G is for Gratitude

"Maybe we had to come back to realize we don't have to come back."It was a comment an old friend of mine made at a party during our undergraduate homecoming weekend. I thought and later told her if I were married I would not be here. She agreed. Then I thought to myself, "why does having a husband become the thing that gives me permission?" I could not come to any reasonable explanation, and unsettled with the thought that I was succumbing to "if thens". I decided to leave. Why was I leaving, everyone wanted to know. The only answer I had was, "because it's time." And the answer would be true on levels far beyond the superficial.

Perhaps the greatest gift I've given myself is the gift of discernment. The ability to hear the difference in what seems right and what is right. Learning what the voice of God sounds like has been my green light. I move to that voice, and when it is silent I wait to hear it. It is a hearing that resounds through the entire body reverberating off the bones and calling the muscles into action. It is a sound that only gets louder the longer you wait to react to it. That voice can become deafening if ignored, and it is why I've found to hear it early--far beneath the noise and pulse of the world.

Each and every morning, I wait. In my moments of still I run down the list in my head. "Thank you for my family. For that red light yesterday that made me late for work but arrive just in time to get a parking space. For the man who broke my heart and gave me the opportunity to learn my own strength." It goes on like this sometimes for an hour. This morning it sounded like "thank you God for giving me the courage to leave when it was time for me to go." Yes, it was only a party I was leaving. However, I've long since had an issue with leaving. I hold on. I grasp tight. I run through scenarios which amplify the necessity of my presence and I ignore my intuition in favor of comfort. But now I could peacefully go--I know what happens at the end of a night like that. I know the stories the stops for food, the laughter, the aching feet and legs. And while fine, it simply was not where my joy lay anymore. So the smallness, the tiny bit of gumption it took to leave that party means something. It means I'm learning not to hold so hard to the things that it's time to let go of.

It is not only the big things that beget thank yous. It is also the small things. The million and one pieces of your day that individually feel insignificant but collectively shape your entire existence. Gratitude is not just good health, a loving family or money in the bank. Gratitude is also the mistakes. The wrong man. The eight hour traffic jam. The flat tire. The leaking roof. The sick baby. Gratitude is all of it because each occurrence, no matter how small, is divinely crafted to get you where you need to be.

» TASK PROMPT: From the essay on gratitude, extract the passage from "It is not only" up to and including "need to be.". The listing that follows is separate material unrelated to the essay on gratitude.

» STORED ROWS:
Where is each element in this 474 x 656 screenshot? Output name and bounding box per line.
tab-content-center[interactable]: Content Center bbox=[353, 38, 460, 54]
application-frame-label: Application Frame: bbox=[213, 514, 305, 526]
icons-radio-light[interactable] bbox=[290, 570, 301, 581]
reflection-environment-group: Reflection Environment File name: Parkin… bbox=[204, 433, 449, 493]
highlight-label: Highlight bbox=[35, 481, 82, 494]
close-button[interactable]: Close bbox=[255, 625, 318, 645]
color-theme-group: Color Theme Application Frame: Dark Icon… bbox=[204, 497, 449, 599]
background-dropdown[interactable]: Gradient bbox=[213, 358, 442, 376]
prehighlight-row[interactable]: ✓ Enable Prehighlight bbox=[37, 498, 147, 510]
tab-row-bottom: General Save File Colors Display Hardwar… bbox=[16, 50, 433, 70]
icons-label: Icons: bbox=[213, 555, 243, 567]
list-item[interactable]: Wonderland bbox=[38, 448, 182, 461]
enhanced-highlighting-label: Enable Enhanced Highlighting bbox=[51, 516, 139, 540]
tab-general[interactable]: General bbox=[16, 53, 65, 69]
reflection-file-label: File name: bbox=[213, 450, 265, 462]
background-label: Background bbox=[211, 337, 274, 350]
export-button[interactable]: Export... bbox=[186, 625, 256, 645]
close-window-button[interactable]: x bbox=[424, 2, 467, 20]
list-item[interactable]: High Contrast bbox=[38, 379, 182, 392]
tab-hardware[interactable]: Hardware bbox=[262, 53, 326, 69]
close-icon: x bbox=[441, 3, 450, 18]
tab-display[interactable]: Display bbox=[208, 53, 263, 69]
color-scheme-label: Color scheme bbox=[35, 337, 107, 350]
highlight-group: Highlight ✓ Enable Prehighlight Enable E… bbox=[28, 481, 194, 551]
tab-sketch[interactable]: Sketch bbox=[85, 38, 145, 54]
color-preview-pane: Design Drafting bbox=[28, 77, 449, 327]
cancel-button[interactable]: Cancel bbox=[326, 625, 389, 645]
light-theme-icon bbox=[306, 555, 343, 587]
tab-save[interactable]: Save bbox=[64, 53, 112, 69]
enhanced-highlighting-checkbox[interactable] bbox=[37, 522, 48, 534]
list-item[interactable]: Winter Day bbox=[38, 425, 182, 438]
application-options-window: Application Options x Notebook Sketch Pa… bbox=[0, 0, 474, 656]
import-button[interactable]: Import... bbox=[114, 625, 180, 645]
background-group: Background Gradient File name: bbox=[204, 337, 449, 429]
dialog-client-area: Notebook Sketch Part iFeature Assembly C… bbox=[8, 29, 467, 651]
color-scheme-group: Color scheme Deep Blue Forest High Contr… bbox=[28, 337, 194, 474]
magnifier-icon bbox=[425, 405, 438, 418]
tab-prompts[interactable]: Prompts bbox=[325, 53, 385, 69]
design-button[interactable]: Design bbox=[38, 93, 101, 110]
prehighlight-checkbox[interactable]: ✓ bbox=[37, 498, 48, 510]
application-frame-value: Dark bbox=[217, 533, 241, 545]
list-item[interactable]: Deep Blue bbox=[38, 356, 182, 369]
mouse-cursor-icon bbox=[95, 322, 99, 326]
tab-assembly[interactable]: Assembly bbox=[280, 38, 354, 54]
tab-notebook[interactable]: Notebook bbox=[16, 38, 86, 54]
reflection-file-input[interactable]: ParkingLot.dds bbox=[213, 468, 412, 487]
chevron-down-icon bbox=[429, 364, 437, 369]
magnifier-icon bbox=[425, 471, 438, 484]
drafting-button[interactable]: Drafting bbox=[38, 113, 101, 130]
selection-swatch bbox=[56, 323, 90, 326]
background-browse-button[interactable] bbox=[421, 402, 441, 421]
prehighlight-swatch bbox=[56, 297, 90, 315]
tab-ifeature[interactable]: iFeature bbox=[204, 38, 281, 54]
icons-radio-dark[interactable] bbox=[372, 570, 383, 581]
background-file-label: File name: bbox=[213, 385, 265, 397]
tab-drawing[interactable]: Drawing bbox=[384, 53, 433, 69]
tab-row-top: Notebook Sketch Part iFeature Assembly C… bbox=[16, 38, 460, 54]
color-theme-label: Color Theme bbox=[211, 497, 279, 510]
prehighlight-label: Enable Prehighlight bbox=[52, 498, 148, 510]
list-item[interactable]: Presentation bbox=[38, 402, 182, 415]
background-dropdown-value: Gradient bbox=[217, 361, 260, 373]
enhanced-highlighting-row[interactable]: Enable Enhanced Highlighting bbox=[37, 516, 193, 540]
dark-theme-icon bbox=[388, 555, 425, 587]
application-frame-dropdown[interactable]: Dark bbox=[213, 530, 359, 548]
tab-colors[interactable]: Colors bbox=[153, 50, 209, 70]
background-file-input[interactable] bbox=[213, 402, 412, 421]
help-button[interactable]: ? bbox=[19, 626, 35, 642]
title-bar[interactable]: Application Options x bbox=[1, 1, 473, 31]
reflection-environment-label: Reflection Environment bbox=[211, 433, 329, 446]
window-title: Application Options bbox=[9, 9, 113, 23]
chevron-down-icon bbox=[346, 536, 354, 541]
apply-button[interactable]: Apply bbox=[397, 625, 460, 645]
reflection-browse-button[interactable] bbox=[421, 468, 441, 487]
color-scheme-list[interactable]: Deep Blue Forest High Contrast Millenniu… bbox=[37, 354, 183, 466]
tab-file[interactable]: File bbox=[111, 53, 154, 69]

» TASK SOLUTION:
It is not only the big things that beget thank yous. It is also the small things. The million and one pieces of your day that individually feel insignificant but collectively shape your entire existence. Gratitude is not just good health, a loving family or money in the bank. Gratitude is also the mistakes. The wrong man. The eight hour traffic jam. The flat tire. The leaking roof. The sick baby. Gratitude is all of it because each occurrence, no matter how small, is divinely crafted to get you where you need to be.